• _BRIEF_
Gather from the material every line that contains the string "кроме".

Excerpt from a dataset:
## BEGIN
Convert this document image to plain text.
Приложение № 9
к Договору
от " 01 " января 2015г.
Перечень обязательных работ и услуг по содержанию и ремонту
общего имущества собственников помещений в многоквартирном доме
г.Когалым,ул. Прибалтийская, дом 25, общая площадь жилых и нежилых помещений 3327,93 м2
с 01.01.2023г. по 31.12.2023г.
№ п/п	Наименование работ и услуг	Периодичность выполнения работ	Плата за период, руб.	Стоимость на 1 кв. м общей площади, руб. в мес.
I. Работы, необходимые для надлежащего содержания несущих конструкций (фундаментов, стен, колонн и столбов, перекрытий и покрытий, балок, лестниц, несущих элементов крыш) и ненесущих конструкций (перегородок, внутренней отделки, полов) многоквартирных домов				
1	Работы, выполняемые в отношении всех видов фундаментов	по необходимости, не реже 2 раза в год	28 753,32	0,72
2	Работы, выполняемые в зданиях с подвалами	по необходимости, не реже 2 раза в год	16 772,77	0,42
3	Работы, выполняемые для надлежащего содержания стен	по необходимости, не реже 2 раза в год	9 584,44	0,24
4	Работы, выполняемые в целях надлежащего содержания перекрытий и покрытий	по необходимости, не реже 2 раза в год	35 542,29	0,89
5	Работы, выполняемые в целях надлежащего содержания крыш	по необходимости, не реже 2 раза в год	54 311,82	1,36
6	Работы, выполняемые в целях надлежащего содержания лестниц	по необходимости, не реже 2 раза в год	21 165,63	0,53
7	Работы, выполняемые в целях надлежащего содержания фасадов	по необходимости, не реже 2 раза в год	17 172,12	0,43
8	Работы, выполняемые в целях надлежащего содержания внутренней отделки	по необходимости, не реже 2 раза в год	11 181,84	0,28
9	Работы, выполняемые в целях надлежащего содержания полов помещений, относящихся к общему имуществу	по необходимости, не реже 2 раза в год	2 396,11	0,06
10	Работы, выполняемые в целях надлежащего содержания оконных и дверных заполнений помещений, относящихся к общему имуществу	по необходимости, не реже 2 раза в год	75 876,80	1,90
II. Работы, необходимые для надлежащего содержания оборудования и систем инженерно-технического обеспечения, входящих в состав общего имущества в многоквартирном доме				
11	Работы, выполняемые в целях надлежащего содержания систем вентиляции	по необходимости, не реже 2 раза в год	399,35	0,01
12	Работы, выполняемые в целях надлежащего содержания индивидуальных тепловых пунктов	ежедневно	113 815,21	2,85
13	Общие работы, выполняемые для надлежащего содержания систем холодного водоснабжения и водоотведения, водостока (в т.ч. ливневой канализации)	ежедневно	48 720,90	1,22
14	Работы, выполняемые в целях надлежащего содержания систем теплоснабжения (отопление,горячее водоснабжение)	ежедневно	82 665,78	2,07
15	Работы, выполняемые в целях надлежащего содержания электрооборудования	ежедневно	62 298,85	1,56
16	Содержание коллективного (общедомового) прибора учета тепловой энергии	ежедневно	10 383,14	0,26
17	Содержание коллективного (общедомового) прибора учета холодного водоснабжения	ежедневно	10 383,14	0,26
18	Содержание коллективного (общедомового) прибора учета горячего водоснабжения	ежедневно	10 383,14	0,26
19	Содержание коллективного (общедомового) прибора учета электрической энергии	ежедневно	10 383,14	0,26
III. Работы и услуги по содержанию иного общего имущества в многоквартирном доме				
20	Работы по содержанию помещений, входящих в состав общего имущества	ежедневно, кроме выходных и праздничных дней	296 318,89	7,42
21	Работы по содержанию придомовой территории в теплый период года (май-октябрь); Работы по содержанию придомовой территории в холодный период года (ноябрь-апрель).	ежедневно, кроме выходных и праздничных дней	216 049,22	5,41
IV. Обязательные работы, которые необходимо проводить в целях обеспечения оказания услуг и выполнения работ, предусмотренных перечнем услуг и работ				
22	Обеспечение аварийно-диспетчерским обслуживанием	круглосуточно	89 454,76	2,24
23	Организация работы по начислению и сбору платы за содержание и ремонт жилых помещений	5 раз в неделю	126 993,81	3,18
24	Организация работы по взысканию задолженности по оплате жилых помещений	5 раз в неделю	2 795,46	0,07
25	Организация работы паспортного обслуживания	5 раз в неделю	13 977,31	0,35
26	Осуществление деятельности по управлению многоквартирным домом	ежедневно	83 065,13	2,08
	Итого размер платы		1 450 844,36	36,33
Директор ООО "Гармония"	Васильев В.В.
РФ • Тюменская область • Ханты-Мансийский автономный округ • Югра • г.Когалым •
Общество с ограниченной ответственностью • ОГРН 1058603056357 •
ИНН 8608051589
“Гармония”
## END
• _THE OUTPUT_
20	Работы по содержанию помещений, входящих в состав общего имущества	ежедневно, кроме выходных и праздничных дней	296 318,89	7,42
21	Работы по содержанию придомовой территории в теплый период года (май-октябрь); Работы по содержанию придомовой территории в холодный период года (ноябрь-апрель).	ежедневно, кроме выходных и праздничных дней	216 049,22	5,41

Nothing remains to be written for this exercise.